Жизнь своего героя в Боге, то есть в абсолютной убежденности, что все свершаемое по воле Его, даже разрыв с женой и смерть близких, мудро и единственно правильно, Безрукое передает великолепно. Его Моцарту как раз труднее понять, почему к нему так не по-доброму относятся здесь, на земле.
«Кажется, Сергей Безруков сумел внушить растроганной до слез публике, что моцартианство — это не только талант ликующего жизнелюбия, но и в не меньшей мере мужественное принятие смерти», — напишет после премьеры еженедельник «Новое время».
Раньше сказали бы: спектакль умиляет. То есть делает публику милее, добрее, податливее. Во всяком случае, этот «Амадей» — весомый аргумент в споре о греховной и божественной природе искусства. Моцарт Сергея Безрукова заставляет поверить в древнюю легенду о том, что когда-то с Олимпа спустились боги и любили земных женщин. Позже от этой любви родились дети-полубоги, выросли и придумали музыку, чтобы посредством нее говорить простым смертным правду о Небе.
Поход в антрепризу
Театральную антрепризу обычно ругают. Актеры выступают в ней много слабее, чем в стационаре; уровень режиссуры изобилует образчиками примитивизма, ибо антреприза провоцирует постановщиков на грубость и стандартность решений; играя здесь, мастера обрекают себя на небрежение качеством, демонстрируя абсолютное отсутствие критической самооценки и т. д. и т. п. Словом, антреприза есть источник сугубо материального благополучия, творчеством в ней и не пахнет.
В конце 1999 года Сергей Безруков впервые соблазнился антрепризными благами. В тот момент он действительно нуждался в деньгах (только что купил квартиру и влез в долги), но, думаю, главная причина была не в этом. Он хотел играть. Полтора года у него не было новых работ в родном театре, где он привык выпускать, как минимум, по две премьеры в год, а после этой затянувшейся паузы художественный руководитель предложил ему полуэпизодическую роль Алешки в спектакле «На дне»…
Ни единого слова упрека в адрес Олега Павловича Табакова, на чьих плечах держится сложное театральное хозяйство. У него свое видение перспектив труппы, где каждый требует внимания и заботы. Но и творческая жадность Безрукова, жгучее желание реализации, которое владеет настоящим актером, как голод, — тоже понятны и оправданны.
Алешку он, конечно, сыграл. И сделал это замечательно с прекрасной естественной безоглядностью и бесшабашной удалью. Но недоумение и горечь остались. Он повзрослел, а Мастер этого не заметил. Или не захотел замечать.
Между тем на гастролях в Нижнем Новгороде, куда «Табакерка» в феврале 2000 года привезла спектакль «На всякого мудреца довольно простоты», Безрукова-Глумова было не узнать. Куда подевался солнечный юноша, неискушенный в сложном искусстве плетения интриг? Вчерашний гимназист, ведомый к цели одним лишь самозабвенным азартом? Неопытный авантюрист, стучащий зубами от страха, что теперь, когда украден злосчастный дневник, все его труды пойдут прахом?

[Несколько записей]

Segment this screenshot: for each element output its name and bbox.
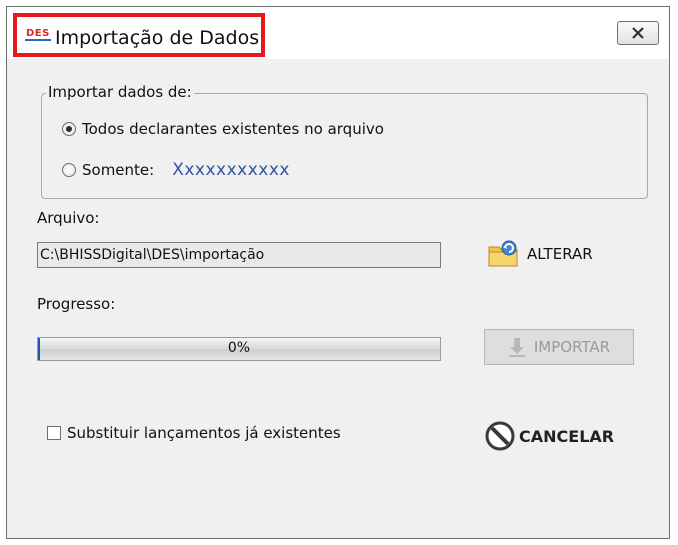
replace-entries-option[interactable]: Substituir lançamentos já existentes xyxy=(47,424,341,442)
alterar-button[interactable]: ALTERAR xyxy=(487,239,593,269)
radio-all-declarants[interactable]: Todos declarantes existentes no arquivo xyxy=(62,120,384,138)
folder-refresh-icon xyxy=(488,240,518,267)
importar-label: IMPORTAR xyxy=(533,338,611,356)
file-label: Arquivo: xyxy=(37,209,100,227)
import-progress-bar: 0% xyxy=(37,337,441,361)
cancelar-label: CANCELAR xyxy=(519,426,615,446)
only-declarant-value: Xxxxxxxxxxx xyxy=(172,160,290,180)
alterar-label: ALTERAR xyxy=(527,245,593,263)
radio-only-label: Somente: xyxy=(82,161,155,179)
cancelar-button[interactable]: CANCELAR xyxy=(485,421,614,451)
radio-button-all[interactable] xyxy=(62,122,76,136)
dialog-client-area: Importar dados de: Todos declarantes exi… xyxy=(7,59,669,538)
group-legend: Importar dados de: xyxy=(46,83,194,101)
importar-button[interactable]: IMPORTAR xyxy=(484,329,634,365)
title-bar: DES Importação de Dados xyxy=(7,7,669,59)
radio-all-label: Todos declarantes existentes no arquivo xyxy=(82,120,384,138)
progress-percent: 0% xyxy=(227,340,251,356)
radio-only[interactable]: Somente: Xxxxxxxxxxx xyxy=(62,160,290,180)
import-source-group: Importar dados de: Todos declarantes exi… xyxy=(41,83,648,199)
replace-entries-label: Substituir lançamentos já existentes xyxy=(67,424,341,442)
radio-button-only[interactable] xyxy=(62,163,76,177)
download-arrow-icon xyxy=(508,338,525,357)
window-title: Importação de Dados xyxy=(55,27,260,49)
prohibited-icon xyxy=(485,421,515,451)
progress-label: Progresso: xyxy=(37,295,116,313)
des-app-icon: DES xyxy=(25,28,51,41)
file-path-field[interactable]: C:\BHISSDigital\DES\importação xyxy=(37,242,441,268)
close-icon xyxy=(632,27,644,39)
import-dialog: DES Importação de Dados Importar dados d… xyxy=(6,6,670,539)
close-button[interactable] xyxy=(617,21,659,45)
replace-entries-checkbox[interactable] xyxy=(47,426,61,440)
--
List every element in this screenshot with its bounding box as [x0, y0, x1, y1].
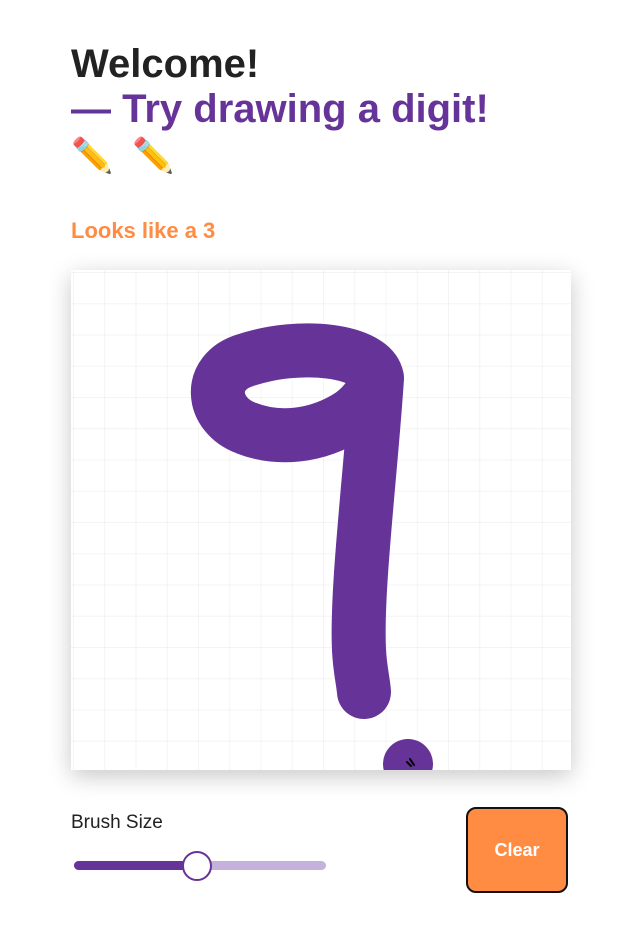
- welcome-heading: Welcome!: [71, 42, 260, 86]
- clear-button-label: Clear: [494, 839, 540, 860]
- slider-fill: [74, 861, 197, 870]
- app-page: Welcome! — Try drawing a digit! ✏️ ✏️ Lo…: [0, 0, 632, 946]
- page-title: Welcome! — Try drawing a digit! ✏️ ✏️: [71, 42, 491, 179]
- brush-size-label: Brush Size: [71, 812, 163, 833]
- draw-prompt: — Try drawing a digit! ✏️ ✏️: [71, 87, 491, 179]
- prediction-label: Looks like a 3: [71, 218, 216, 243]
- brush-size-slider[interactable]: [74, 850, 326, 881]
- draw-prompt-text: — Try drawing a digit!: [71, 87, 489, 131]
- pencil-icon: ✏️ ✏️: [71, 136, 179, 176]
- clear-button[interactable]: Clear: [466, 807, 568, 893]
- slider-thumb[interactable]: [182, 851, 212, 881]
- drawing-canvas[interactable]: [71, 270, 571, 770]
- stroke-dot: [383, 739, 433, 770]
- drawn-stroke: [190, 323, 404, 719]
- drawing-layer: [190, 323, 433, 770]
--
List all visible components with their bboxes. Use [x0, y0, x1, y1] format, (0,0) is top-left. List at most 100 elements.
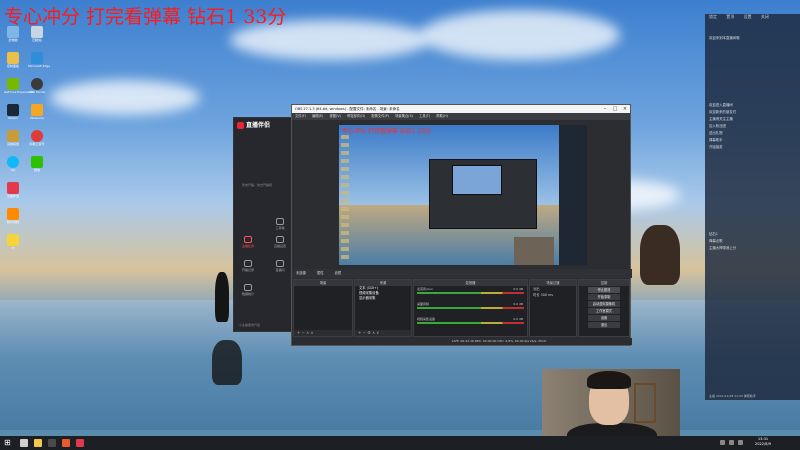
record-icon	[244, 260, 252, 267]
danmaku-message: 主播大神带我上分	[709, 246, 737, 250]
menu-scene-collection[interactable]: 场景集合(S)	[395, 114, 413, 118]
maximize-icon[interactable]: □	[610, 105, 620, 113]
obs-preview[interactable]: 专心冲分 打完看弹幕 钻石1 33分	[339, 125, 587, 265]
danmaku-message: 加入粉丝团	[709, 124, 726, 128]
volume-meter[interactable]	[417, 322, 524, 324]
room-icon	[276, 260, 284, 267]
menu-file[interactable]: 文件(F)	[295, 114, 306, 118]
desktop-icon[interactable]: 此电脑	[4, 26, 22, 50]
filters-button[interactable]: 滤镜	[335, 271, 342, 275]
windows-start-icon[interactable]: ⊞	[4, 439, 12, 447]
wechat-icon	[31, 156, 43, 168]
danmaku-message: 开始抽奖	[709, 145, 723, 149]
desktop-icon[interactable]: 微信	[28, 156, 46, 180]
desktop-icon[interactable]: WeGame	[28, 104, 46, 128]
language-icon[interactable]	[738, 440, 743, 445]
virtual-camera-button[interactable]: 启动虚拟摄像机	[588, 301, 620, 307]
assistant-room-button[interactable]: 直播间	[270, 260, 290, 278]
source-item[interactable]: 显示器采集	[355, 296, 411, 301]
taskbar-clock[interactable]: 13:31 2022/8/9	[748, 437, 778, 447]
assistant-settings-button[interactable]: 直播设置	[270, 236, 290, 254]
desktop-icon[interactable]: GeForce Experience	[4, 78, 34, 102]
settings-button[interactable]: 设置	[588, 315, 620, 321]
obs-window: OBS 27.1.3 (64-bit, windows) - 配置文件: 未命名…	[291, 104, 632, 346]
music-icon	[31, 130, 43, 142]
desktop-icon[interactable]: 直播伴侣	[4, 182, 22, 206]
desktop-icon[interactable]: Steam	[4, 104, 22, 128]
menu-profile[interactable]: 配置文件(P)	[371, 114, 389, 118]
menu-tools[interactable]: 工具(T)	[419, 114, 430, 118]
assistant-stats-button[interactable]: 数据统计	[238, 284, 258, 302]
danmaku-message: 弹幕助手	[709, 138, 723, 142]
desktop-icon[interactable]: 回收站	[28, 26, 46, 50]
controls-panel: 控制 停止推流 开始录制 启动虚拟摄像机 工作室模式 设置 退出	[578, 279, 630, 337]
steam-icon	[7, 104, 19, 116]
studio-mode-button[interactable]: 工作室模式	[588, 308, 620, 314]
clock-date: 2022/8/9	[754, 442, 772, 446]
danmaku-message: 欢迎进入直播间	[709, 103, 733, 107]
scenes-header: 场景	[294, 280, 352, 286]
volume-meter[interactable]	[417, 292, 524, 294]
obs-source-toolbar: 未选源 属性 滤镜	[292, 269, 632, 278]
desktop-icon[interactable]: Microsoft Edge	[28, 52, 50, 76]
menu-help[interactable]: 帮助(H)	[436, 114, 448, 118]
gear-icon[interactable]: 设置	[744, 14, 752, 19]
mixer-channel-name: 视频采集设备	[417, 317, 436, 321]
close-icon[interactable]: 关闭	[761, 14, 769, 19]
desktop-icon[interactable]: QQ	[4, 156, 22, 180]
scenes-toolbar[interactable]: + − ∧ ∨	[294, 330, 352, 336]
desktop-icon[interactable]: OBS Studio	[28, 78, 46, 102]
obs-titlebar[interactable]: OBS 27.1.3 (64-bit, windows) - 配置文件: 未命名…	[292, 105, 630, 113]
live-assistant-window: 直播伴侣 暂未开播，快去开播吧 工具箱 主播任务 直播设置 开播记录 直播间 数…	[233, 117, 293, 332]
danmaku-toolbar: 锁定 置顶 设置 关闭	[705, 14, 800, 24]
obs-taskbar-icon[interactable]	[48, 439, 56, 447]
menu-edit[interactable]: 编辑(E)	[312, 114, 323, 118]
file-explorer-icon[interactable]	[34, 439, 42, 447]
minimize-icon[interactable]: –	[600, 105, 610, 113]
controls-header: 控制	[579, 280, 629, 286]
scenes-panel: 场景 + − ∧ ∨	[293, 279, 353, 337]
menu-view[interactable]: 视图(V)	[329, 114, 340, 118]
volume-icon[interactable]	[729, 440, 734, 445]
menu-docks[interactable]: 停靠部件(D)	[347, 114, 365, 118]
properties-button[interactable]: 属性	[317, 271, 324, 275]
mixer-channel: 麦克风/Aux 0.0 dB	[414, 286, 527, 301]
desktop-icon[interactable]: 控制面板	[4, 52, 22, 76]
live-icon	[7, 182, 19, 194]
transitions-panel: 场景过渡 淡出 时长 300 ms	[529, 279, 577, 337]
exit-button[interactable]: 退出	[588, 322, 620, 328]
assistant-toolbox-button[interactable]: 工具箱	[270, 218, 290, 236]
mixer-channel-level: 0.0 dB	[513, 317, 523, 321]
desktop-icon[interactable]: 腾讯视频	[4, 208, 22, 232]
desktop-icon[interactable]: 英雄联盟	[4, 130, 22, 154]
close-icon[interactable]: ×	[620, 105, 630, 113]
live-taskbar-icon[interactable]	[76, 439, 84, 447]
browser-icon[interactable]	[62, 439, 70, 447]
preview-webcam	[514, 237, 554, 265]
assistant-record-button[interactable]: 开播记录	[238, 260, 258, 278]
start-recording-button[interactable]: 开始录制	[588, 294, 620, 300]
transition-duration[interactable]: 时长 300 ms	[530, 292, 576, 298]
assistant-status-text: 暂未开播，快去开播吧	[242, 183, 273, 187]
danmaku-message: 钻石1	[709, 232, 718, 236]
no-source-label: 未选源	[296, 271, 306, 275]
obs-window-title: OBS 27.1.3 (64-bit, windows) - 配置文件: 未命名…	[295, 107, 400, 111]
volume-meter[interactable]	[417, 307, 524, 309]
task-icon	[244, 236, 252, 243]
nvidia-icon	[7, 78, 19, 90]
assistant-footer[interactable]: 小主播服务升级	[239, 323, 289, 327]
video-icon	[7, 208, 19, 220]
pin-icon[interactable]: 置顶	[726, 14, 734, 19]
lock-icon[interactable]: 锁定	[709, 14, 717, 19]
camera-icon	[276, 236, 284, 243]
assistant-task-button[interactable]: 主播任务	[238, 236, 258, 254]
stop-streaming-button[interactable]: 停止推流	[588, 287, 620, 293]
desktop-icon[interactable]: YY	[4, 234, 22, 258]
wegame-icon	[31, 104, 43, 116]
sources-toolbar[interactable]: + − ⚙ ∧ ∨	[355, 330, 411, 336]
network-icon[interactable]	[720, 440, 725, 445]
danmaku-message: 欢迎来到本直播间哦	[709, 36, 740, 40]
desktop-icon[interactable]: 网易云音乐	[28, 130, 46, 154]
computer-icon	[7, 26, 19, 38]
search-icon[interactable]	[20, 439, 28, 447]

§ ЗАДАНИЕ
Переведите на английский язык предложение «Театральную антрепризу обычно ругают» из отрывка о Сергее Безрукове.

§ ОТВЕТ НА ЗАДАНИЕ
Commercial touring theater is usually criticized.